### Records for this task
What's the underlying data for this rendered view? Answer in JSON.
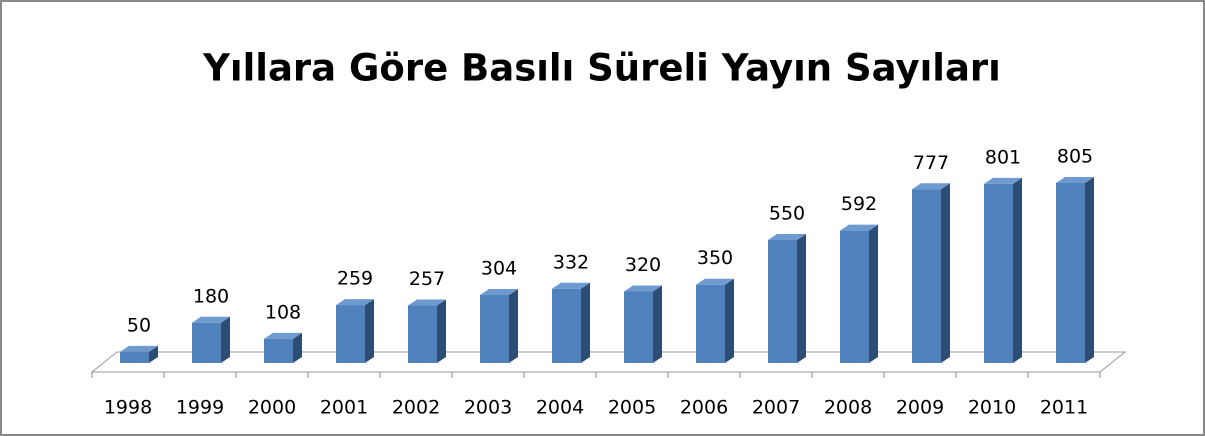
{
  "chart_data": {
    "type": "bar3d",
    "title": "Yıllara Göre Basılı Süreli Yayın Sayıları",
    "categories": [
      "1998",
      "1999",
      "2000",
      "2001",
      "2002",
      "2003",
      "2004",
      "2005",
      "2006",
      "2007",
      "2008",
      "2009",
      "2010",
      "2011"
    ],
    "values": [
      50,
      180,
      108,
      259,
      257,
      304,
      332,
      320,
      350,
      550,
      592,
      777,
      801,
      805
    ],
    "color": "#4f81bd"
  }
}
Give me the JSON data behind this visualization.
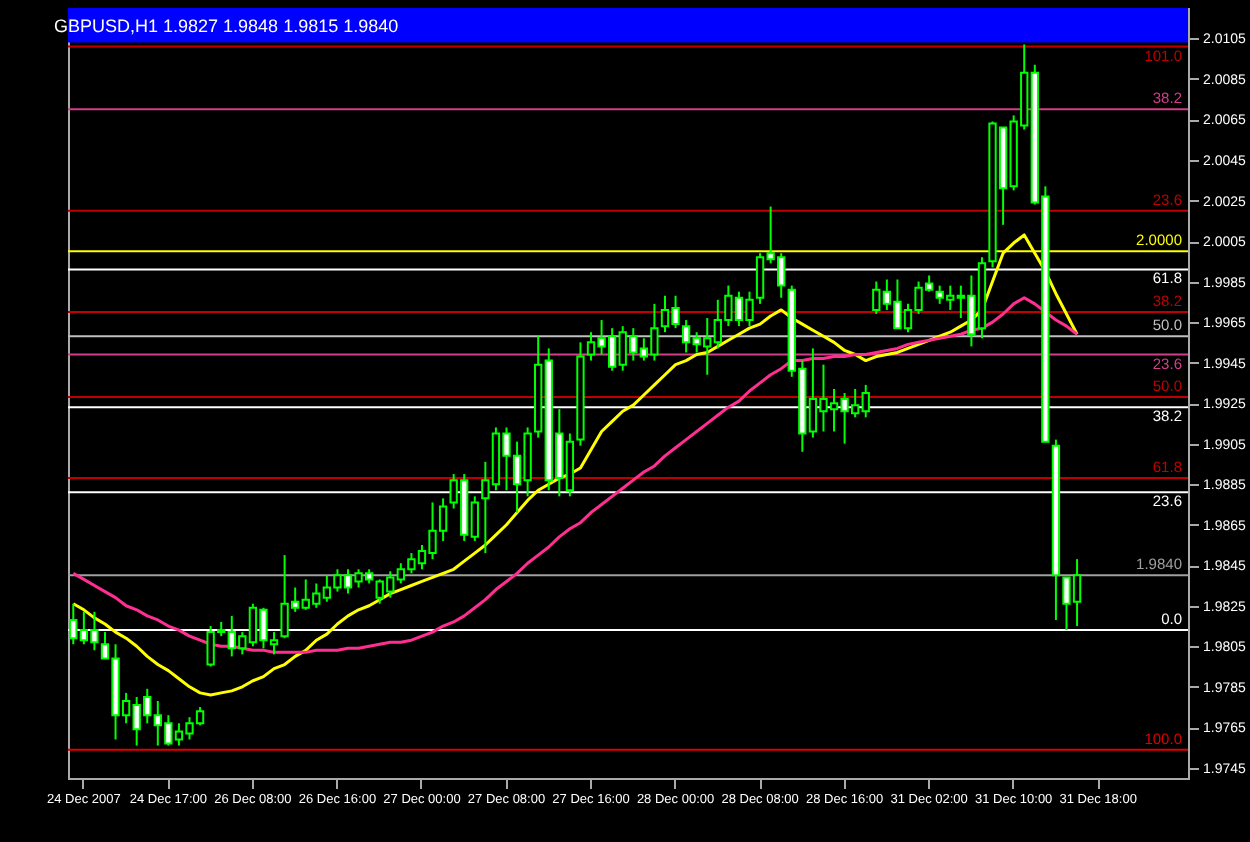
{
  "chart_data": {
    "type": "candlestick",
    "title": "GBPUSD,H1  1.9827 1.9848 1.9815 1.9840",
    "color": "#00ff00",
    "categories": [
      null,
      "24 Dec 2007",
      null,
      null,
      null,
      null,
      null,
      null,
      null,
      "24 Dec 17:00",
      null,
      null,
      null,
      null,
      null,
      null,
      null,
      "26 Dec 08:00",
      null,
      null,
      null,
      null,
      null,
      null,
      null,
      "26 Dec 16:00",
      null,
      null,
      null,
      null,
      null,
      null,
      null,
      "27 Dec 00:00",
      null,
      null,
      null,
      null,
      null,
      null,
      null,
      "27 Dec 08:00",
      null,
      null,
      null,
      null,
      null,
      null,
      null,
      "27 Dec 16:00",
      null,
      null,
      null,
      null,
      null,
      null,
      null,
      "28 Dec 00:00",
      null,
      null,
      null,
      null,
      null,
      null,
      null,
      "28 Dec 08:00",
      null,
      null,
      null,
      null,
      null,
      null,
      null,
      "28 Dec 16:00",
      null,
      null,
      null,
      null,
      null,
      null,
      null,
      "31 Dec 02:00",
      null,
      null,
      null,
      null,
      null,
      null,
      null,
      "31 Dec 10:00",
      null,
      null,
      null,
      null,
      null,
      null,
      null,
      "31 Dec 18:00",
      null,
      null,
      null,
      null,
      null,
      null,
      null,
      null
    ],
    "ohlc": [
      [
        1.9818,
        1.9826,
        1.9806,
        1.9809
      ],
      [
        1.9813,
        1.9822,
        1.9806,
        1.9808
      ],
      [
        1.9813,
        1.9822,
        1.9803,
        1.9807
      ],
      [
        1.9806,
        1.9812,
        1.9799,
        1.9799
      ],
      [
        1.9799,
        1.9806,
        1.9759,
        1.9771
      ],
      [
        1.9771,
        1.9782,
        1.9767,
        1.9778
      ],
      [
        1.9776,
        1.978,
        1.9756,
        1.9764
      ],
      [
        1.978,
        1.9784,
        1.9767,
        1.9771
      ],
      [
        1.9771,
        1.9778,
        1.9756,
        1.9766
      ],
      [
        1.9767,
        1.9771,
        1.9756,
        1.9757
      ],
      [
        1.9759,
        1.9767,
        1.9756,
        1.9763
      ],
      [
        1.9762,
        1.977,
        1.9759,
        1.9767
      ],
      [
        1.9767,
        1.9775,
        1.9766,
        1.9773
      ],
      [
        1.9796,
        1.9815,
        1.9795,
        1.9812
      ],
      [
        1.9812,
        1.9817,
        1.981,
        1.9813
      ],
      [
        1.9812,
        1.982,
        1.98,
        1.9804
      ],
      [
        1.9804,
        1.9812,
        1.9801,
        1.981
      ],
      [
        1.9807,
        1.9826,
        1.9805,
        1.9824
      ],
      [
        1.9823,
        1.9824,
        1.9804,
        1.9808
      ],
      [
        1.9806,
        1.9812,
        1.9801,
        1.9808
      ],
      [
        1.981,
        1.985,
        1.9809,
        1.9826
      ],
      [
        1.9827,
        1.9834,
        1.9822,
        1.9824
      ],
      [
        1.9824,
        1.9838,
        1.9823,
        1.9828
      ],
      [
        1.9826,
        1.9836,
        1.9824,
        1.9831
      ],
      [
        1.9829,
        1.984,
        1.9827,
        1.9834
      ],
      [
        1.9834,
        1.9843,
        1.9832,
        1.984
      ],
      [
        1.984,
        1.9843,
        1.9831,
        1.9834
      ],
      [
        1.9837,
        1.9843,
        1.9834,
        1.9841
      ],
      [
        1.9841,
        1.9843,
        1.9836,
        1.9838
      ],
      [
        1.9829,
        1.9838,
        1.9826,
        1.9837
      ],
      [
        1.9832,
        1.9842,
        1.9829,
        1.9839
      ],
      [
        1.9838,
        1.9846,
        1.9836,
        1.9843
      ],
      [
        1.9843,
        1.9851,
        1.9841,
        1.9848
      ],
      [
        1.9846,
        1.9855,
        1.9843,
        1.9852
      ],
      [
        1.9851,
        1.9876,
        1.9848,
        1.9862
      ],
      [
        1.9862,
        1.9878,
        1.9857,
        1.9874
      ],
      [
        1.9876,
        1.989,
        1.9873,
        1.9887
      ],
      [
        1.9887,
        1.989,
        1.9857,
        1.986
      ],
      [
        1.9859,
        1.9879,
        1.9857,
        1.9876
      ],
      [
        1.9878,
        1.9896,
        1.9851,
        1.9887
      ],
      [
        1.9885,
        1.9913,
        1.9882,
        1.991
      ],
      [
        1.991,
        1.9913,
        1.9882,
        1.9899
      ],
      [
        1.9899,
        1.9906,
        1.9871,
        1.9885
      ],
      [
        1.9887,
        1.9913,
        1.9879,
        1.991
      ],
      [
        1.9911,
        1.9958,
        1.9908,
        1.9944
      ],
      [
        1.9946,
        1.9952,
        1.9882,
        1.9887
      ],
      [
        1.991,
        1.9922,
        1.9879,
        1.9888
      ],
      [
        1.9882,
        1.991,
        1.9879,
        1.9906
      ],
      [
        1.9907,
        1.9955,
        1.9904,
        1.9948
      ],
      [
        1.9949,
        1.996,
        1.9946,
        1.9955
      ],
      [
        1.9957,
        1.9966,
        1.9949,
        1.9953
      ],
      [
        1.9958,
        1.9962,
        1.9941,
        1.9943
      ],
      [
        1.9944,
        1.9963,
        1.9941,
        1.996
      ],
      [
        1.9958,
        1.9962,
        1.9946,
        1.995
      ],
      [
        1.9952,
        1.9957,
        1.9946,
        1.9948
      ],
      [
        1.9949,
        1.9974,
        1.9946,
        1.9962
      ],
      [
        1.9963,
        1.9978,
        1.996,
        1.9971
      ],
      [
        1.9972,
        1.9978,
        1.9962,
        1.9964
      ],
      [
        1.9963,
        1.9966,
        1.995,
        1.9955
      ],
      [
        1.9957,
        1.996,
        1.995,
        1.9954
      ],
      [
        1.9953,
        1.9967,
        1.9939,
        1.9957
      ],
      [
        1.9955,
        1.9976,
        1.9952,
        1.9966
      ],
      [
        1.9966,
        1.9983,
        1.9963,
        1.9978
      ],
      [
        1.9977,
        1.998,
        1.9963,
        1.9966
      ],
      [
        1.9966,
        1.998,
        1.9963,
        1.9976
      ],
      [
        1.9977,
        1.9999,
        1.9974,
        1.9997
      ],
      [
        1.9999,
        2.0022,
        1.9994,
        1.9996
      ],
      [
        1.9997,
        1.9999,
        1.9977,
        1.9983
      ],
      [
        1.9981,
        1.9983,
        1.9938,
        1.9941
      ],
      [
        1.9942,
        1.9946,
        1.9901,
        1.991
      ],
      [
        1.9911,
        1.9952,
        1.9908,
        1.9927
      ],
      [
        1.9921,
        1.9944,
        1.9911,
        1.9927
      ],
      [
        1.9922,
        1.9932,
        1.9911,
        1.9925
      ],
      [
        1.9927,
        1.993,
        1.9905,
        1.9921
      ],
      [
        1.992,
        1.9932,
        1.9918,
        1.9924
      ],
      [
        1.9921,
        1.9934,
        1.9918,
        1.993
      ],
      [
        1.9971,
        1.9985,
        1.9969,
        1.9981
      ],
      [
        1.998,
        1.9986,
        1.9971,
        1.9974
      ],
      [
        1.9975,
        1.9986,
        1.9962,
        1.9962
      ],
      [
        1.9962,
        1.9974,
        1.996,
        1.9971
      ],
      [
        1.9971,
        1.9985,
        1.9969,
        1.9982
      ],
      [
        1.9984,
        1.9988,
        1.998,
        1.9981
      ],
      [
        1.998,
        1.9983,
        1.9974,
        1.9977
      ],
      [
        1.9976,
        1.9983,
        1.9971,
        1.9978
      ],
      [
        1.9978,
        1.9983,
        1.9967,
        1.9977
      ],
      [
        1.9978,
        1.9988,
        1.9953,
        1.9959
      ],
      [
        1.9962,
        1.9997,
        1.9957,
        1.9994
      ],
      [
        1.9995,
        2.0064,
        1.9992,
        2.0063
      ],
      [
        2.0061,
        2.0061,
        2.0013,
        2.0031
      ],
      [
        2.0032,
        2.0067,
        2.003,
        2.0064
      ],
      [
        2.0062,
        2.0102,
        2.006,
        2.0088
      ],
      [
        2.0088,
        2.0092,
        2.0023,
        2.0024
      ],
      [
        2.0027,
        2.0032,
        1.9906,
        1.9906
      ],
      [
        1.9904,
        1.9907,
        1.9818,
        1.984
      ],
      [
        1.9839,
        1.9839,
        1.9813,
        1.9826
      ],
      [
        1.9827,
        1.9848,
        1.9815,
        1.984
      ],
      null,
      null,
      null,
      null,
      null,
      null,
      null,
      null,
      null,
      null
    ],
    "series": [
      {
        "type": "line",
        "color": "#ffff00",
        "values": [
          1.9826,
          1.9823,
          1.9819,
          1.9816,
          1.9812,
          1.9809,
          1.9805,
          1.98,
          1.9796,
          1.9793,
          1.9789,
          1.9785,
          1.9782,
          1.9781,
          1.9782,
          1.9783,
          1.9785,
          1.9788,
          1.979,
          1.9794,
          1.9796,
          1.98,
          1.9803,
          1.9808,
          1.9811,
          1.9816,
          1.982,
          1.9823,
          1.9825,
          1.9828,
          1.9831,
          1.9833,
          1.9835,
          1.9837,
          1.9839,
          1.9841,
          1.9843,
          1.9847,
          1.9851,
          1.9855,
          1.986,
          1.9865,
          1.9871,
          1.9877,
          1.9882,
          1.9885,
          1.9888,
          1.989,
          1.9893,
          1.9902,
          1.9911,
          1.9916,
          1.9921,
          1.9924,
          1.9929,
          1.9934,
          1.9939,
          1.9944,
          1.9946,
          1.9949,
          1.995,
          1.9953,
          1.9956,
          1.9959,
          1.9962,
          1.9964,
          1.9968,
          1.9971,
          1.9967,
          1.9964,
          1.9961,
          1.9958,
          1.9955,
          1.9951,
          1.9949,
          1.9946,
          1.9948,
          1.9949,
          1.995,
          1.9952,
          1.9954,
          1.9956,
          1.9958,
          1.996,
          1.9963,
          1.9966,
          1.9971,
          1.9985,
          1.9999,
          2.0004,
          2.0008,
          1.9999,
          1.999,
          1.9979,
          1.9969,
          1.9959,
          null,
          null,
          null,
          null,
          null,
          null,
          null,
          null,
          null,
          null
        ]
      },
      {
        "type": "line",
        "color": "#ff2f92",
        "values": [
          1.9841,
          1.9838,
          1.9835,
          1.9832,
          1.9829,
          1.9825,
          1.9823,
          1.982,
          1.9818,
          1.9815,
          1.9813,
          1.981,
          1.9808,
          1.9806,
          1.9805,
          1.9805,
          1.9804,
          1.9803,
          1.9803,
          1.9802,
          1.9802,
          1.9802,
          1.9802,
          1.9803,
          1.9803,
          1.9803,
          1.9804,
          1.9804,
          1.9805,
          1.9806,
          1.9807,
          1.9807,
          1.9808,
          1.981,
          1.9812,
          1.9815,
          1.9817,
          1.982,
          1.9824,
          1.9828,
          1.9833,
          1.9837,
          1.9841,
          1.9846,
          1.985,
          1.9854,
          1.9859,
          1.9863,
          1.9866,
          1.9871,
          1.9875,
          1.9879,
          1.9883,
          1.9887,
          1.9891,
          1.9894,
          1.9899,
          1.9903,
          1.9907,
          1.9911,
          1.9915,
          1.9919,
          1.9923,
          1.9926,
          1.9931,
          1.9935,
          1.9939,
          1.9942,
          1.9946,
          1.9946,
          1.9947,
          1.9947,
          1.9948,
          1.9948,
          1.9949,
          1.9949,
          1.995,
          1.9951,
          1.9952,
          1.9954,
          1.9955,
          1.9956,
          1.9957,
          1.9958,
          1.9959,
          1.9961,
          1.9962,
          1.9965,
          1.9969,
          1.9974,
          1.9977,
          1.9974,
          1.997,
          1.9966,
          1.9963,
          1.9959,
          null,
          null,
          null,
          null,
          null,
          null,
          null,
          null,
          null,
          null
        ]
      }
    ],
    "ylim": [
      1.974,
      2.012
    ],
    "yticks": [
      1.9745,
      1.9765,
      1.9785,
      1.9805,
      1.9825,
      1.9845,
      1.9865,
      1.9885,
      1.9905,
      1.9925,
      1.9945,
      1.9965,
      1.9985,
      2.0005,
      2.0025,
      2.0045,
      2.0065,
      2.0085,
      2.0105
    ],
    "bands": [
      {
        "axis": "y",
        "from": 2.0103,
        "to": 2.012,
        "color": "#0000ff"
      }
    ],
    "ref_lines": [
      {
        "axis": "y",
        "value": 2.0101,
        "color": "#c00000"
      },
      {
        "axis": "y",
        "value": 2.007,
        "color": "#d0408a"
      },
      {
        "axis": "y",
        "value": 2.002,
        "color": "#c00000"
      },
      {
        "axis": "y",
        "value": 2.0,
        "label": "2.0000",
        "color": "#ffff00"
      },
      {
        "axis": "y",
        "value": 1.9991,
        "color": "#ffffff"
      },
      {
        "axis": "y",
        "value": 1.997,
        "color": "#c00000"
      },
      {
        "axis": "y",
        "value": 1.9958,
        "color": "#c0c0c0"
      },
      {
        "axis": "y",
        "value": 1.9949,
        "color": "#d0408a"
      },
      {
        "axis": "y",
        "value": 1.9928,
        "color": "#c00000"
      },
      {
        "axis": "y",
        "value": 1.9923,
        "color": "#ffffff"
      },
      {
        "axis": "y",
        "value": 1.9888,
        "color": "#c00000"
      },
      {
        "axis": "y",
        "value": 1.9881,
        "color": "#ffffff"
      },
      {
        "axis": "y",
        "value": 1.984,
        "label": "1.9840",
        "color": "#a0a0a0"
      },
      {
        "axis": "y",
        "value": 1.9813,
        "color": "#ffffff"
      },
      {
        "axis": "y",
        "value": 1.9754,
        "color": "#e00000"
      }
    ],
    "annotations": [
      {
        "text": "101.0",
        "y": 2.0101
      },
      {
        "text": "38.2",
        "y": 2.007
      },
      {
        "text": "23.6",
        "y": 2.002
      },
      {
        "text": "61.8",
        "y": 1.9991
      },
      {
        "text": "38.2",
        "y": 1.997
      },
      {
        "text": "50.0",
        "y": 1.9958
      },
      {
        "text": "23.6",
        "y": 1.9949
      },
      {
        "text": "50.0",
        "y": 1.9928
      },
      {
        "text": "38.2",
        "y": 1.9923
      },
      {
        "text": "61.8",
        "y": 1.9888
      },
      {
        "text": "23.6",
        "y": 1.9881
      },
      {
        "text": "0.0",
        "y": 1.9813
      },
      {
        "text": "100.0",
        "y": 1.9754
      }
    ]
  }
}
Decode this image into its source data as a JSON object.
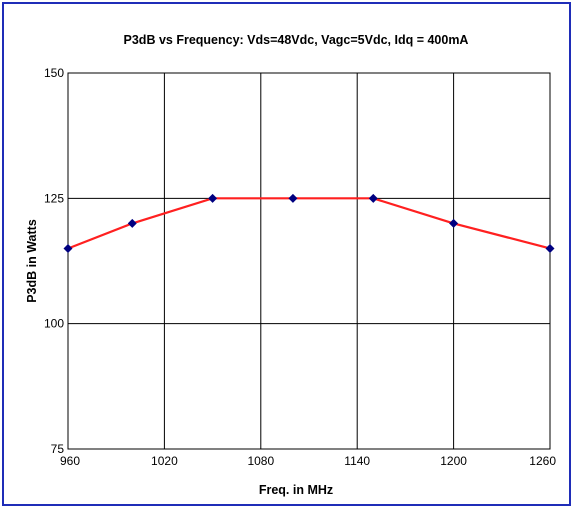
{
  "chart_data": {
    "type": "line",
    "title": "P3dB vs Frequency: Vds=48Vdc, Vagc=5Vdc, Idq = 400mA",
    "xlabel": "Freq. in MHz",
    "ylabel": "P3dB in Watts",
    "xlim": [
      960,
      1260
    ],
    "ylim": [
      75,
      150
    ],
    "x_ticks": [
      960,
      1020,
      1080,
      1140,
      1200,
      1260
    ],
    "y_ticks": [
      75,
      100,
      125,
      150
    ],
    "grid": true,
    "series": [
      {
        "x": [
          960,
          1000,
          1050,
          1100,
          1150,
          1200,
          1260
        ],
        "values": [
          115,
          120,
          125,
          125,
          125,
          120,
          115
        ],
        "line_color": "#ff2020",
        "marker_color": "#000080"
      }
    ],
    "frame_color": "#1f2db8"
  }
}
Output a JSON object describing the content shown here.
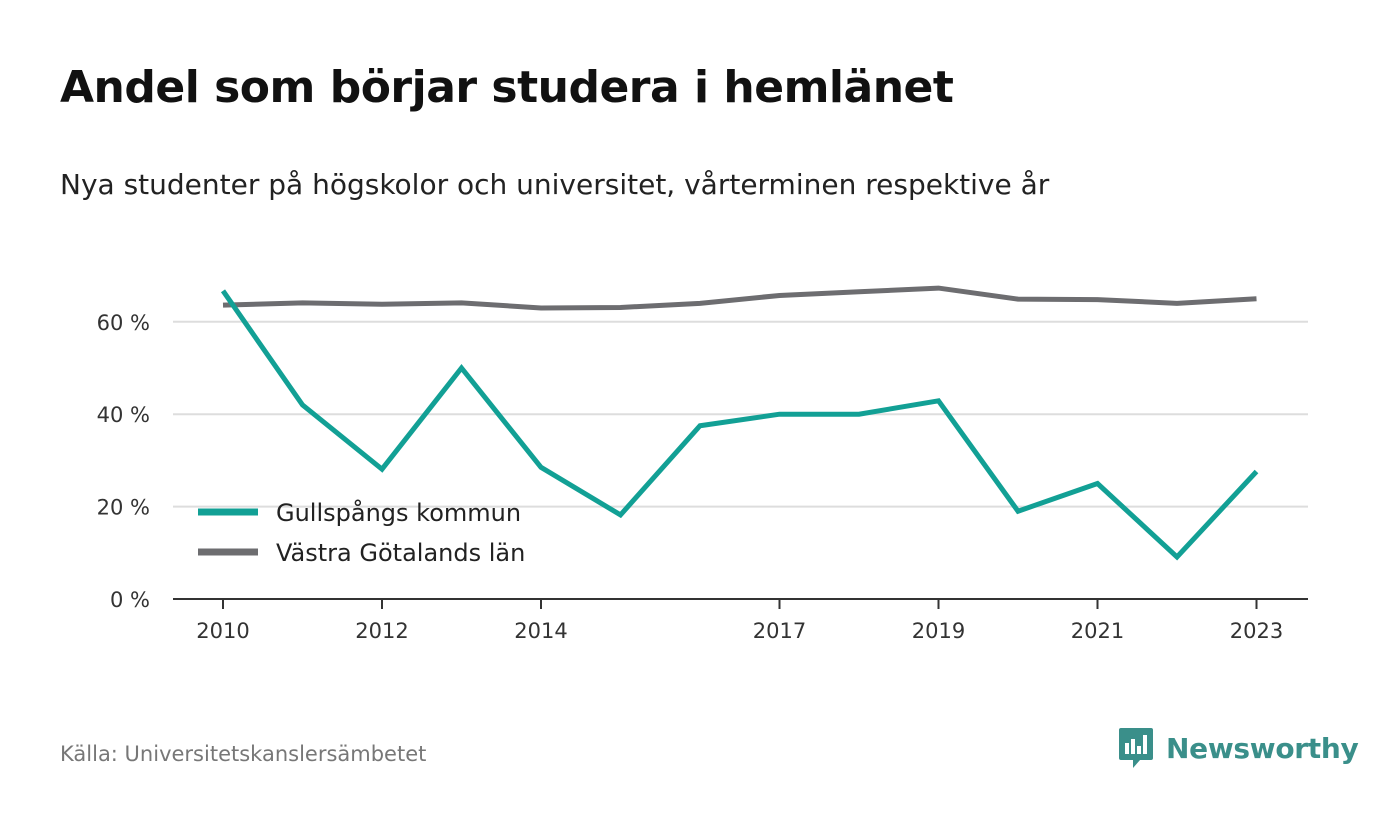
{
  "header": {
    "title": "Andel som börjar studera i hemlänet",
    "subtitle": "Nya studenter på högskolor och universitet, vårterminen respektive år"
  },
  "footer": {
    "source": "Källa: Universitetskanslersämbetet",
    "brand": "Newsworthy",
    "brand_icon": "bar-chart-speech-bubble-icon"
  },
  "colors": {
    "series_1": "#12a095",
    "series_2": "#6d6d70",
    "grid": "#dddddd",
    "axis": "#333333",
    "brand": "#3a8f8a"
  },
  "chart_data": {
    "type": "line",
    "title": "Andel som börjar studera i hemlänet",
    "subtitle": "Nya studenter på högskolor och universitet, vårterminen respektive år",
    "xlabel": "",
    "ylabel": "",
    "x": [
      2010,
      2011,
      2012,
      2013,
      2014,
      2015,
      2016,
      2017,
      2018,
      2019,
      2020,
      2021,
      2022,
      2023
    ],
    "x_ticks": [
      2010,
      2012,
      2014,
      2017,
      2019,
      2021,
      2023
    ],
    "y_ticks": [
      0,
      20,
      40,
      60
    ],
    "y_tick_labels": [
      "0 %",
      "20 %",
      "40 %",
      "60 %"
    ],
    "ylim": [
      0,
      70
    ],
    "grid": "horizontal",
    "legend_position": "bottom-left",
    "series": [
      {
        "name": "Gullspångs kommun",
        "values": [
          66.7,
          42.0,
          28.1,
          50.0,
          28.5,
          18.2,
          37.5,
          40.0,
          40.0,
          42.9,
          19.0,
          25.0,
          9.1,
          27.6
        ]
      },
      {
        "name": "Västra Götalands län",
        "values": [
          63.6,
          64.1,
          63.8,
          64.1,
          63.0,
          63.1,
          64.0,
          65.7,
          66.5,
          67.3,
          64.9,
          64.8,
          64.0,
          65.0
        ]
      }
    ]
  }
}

### What is asked
Go through the listing above and locate each line that holds the word "JSON". Copy those lines.

### Task output
What's the underlying data for this rendered view? Answer in JSON.
Give me the JSON data behind this visualization.
Decode this image into its source data as a JSON object.
Output a JSON object describing the content shown here.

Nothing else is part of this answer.